Information supplied:
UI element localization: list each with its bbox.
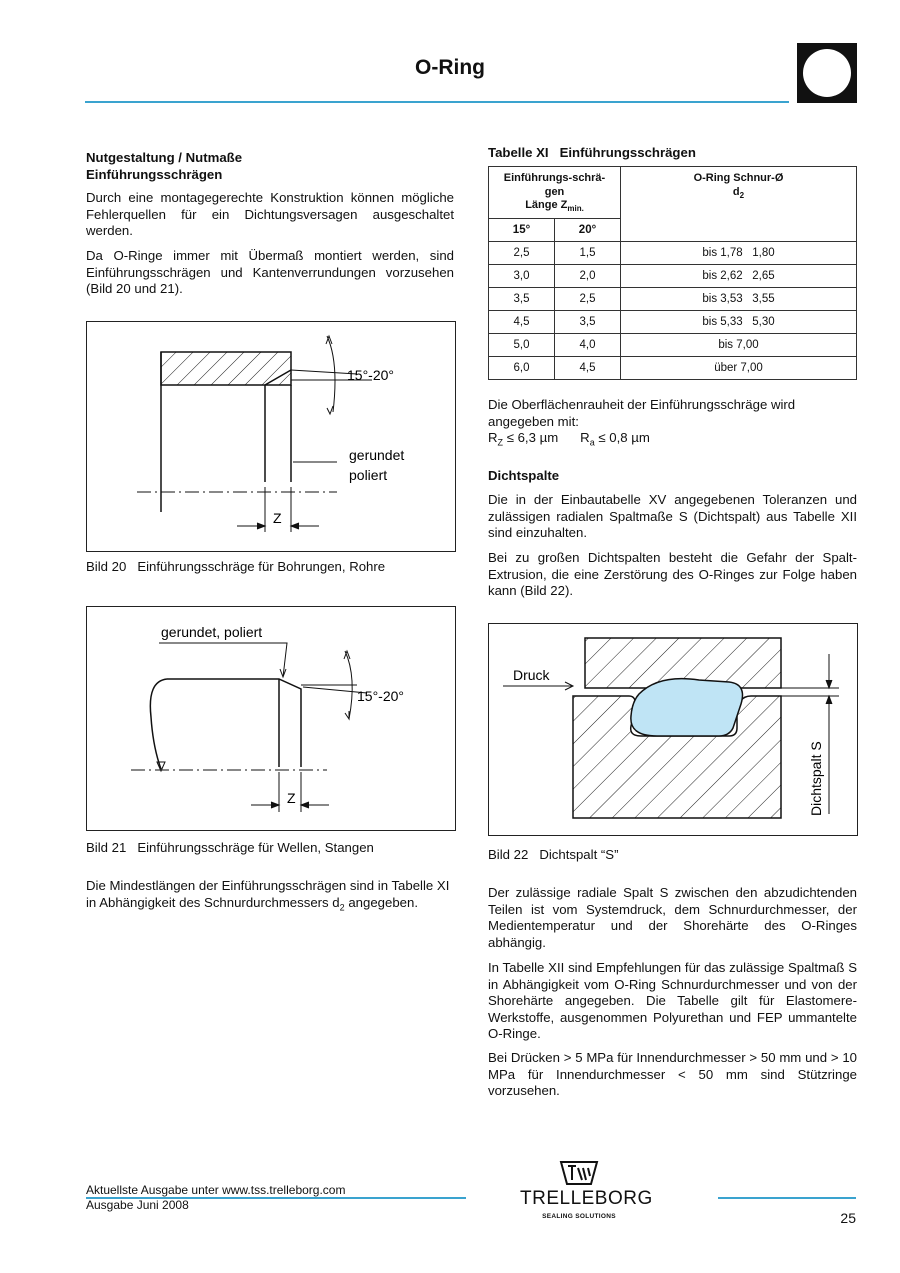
table-col-15: 15° <box>489 219 555 242</box>
header-rule <box>85 101 789 103</box>
figure-22-caption <box>488 847 618 862</box>
figure-20-caption <box>86 559 385 574</box>
oversize-paragraph: Da O-Ringe immer mit Übermaß montiert werden, sind Einführungsschrägen und Kantenverrundungen vorzusehen (Bild 20 und 21). <box>86 248 454 297</box>
table-title-text: Einführungsschrägen <box>559 145 696 160</box>
page-title: O-Ring <box>415 56 485 79</box>
table-row: 3,5 2,5 bis 3,53 3,55 <box>489 288 857 311</box>
table-head-left: Einführungs-schrä- gen Länge $Z_{min.}$ <box>489 167 621 219</box>
table-row: 3,0 2,0 bis 2,62 2,65 <box>489 265 857 288</box>
fig20-label-gerundet: gerundet <box>349 447 405 463</box>
footer-text <box>86 1183 345 1198</box>
fig21-angle: 15°-20° <box>357 688 405 704</box>
table-row: 5,0 4,0 bis 7,00 <box>489 334 857 357</box>
heading-line-2: Einführungsschrägen <box>86 166 223 182</box>
fig20-label-poliert: poliert <box>349 467 388 483</box>
section-logo <box>797 43 857 103</box>
roughness-values: $R_Z \le 6,3$ µm $R_a \le 0,8$ µm <box>488 430 650 448</box>
page-number: 25 <box>840 1210 856 1226</box>
fig21-z: Z <box>287 790 296 806</box>
caption-number: Bild 20 <box>86 559 127 574</box>
fig21-label: gerundet, poliert <box>161 624 263 640</box>
footer-edition: Ausgabe Juni 2008 <box>86 1198 189 1212</box>
caption-text: Einführungsschräge für Wellen, Stangen <box>137 840 374 855</box>
table-row: 6,0 4,5 über 7,00 <box>489 357 857 380</box>
figure-21 <box>86 606 456 831</box>
heading-line-1: Nutgestaltung / Nutmaße <box>86 150 243 165</box>
circle-icon <box>803 49 851 97</box>
figure-20 <box>86 321 456 552</box>
caption-number: Bild 22 <box>488 847 529 862</box>
fig22-druck: Druck <box>513 667 550 683</box>
table-row: 2,5 1,5 bis 1,78 1,80 <box>489 242 857 265</box>
figure-22 <box>488 623 858 836</box>
section-heading <box>86 150 456 183</box>
tolerance-paragraph: Die in der Einbautabelle XV angegebenen Toleranzen und zulässigen radialen Spaltmaße S (Dichtspalt) aus Tabelle XII sind einzuhalten. <box>488 492 857 541</box>
dichtspalte-heading: Dichtspalte <box>488 468 560 483</box>
backup-ring-paragraph: Bei Drücken > 5 MPa für Innendurchmesser > 50 mm und > 10 MPa für Innendurchmesser < 50 mm sind Stützringe vorzusehen. <box>488 1050 857 1099</box>
table-number: Tabelle XI <box>488 145 549 160</box>
caption-text: Dichtspalt “S” <box>539 847 619 862</box>
fig20-angle: 15°-20° <box>347 367 395 383</box>
brand-subtitle: SEALING SOLUTIONS <box>542 1213 616 1220</box>
min-length-paragraph: Die Mindestlängen der Einführungsschrägen sind in Tabelle XI in Abhängigkeit des Schnurdurchmessers $d_2$ angegeben. <box>86 878 450 913</box>
recommendation-paragraph: In Tabelle XII sind Empfehlungen für das zulässige Spaltmaß S in Abhängigkeit vom O-Ring Schnurdurchmesser und von der Shorehärte angegeben. Die Tabelle gilt für Elastomere-Werkstoffe, ausgenommen Polyurethan und FEP ummantelte O-Ringe. <box>488 960 857 1042</box>
roughness-paragraph: Die Oberflächenrauheit der Einführungsschräge wird angegeben mit: <box>488 397 796 429</box>
figure-22-drawing <box>489 624 857 835</box>
table-col-20: 20° <box>555 219 621 242</box>
footer-url-line: Aktuellste Ausgabe unter www.tss.trelleborg.com <box>86 1183 346 1197</box>
footer-rule-right <box>718 1197 856 1199</box>
table-row: 4,5 3,5 bis 5,33 5,30 <box>489 311 857 334</box>
table-xi <box>488 166 857 380</box>
fig20-z: Z <box>273 510 282 526</box>
figure-20-drawing <box>87 322 455 551</box>
table-head-right: O-Ring Schnur-Ø $d_2$ <box>621 167 857 242</box>
figure-21-drawing <box>87 607 455 830</box>
caption-number: Bild 21 <box>86 840 127 855</box>
brand-name: TRELLEBORG <box>520 1188 653 1209</box>
gap-paragraph: Der zulässige radiale Spalt S zwischen den abzudichtenden Teilen ist vom Systemdruck, dem Schnurdurchmesser, der Medientemperatur und der Shorehärte des O-Ringes abhängig. <box>488 885 857 950</box>
fig22-dichtspalt: Dichtspalt S <box>808 741 824 816</box>
table-title <box>488 145 696 162</box>
caption-text: Einführungsschräge für Bohrungen, Rohre <box>137 559 386 574</box>
extrusion-paragraph: Bei zu großen Dichtspalten besteht die Gefahr der Spalt-Extrusion, die eine Zerstörung des O-Ringes zur Folge haben kann (Bild 22). <box>488 550 857 599</box>
figure-21-caption <box>86 840 374 855</box>
intro-paragraph: Durch eine montagegerechte Konstruktion können mögliche Fehlerquellen für ein Dichtungsversagen ausgeschaltet werden. <box>86 190 454 239</box>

Work task: Look through the data and gather every line with the string "Ausgabe" in it.

Finished exercise:
footer-edition: Ausgabe Juni 2008 <box>86 1198 189 1212</box>
footer-url-line: Aktuellste Ausgabe unter www.tss.trelleborg.com <box>86 1183 346 1197</box>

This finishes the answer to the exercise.